* _Available records_:
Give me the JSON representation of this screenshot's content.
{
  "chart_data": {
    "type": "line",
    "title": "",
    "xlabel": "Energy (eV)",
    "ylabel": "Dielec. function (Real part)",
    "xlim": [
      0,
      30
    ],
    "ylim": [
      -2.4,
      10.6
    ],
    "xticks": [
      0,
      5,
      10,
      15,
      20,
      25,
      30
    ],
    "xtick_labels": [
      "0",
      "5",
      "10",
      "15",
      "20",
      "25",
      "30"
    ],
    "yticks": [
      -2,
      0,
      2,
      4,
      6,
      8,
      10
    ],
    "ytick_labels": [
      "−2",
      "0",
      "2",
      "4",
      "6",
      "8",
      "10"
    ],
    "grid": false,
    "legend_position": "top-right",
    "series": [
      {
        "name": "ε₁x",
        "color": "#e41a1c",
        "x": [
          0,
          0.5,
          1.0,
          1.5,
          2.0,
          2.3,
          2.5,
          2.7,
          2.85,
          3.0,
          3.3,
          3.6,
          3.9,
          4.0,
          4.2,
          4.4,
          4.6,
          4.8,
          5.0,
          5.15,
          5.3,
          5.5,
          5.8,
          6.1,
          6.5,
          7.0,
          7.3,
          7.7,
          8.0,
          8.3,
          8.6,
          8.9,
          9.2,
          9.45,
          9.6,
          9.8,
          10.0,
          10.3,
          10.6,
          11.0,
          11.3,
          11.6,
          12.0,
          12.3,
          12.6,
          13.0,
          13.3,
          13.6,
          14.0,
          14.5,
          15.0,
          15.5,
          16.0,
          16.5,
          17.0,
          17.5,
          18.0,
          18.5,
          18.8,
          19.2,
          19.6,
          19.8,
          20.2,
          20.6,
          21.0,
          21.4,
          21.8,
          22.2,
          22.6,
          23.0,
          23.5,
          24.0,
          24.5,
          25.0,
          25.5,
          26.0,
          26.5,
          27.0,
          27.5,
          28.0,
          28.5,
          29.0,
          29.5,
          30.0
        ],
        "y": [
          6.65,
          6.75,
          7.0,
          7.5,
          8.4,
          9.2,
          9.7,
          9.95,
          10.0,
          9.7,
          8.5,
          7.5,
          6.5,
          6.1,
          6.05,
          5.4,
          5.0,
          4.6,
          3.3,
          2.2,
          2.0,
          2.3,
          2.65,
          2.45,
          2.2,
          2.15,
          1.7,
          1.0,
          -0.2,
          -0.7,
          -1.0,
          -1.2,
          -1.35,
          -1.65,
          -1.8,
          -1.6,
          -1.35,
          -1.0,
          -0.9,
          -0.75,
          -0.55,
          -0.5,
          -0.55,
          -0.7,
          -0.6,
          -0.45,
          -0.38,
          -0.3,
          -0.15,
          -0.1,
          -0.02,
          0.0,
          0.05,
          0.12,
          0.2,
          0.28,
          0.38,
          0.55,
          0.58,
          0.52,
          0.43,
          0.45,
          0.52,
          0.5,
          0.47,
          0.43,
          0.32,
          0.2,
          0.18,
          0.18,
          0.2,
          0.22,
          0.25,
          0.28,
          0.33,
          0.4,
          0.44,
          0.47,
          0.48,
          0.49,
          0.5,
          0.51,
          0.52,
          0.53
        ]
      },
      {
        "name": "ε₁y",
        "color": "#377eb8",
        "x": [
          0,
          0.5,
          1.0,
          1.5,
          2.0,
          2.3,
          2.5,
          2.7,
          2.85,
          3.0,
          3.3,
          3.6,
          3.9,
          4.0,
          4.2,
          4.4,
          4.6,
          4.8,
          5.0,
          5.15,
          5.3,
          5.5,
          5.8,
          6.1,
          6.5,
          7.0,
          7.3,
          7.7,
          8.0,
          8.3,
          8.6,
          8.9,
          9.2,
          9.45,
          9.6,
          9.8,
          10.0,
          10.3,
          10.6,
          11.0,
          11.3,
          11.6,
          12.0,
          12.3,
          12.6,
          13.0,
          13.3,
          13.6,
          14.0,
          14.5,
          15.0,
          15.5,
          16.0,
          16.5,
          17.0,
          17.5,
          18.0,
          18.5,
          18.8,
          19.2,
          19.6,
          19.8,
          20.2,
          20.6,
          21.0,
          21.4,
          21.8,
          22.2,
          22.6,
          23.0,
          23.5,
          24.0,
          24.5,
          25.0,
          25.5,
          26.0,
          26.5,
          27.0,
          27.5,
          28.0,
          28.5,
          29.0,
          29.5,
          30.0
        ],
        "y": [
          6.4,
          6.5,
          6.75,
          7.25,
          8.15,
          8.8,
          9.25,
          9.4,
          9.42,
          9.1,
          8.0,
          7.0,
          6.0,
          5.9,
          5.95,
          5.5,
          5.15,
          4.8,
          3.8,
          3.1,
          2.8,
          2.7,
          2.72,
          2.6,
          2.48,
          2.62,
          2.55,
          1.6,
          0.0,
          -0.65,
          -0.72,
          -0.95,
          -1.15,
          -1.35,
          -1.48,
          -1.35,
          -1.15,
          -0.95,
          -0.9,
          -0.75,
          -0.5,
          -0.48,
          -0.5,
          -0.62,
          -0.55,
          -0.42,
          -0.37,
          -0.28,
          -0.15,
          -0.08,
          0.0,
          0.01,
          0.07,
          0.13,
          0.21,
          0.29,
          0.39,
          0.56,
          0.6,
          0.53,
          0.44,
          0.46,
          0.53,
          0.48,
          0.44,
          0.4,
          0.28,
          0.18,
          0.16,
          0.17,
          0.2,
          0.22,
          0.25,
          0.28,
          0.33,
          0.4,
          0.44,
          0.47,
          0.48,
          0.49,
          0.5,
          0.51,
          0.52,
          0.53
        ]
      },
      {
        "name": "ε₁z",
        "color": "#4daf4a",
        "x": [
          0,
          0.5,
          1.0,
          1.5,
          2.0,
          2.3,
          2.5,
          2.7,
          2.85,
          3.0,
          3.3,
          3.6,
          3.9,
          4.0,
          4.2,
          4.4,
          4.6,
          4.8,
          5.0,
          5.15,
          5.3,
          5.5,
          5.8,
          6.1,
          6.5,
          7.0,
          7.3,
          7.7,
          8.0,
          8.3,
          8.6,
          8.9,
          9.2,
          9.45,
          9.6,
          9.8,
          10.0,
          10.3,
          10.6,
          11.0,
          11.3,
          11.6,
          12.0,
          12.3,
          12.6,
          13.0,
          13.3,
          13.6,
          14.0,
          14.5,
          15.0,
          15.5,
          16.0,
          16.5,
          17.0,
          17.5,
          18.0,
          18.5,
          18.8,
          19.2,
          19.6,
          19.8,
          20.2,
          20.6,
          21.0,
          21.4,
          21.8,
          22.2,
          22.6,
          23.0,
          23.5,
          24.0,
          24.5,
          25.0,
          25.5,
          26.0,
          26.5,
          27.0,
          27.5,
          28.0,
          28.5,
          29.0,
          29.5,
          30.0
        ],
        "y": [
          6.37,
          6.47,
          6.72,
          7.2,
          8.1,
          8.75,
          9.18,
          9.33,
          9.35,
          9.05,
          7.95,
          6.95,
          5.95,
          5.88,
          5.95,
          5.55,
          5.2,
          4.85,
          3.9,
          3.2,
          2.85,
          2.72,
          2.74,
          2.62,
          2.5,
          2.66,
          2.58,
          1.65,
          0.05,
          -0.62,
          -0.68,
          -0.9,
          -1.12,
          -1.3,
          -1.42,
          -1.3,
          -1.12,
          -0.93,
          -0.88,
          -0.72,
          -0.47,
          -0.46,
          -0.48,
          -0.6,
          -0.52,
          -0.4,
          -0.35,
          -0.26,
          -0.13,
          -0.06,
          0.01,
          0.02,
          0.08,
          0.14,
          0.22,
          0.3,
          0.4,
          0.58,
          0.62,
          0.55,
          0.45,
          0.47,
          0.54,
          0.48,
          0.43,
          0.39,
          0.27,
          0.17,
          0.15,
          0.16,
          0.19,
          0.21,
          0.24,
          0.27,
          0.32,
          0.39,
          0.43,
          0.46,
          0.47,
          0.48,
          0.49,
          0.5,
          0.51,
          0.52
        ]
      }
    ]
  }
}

* _Task objective_: Reproduce each line holding the word "color".

* _Reply to the exercise_:
        "color": "#e41a1c",
        "color": "#377eb8",
        "color": "#4daf4a",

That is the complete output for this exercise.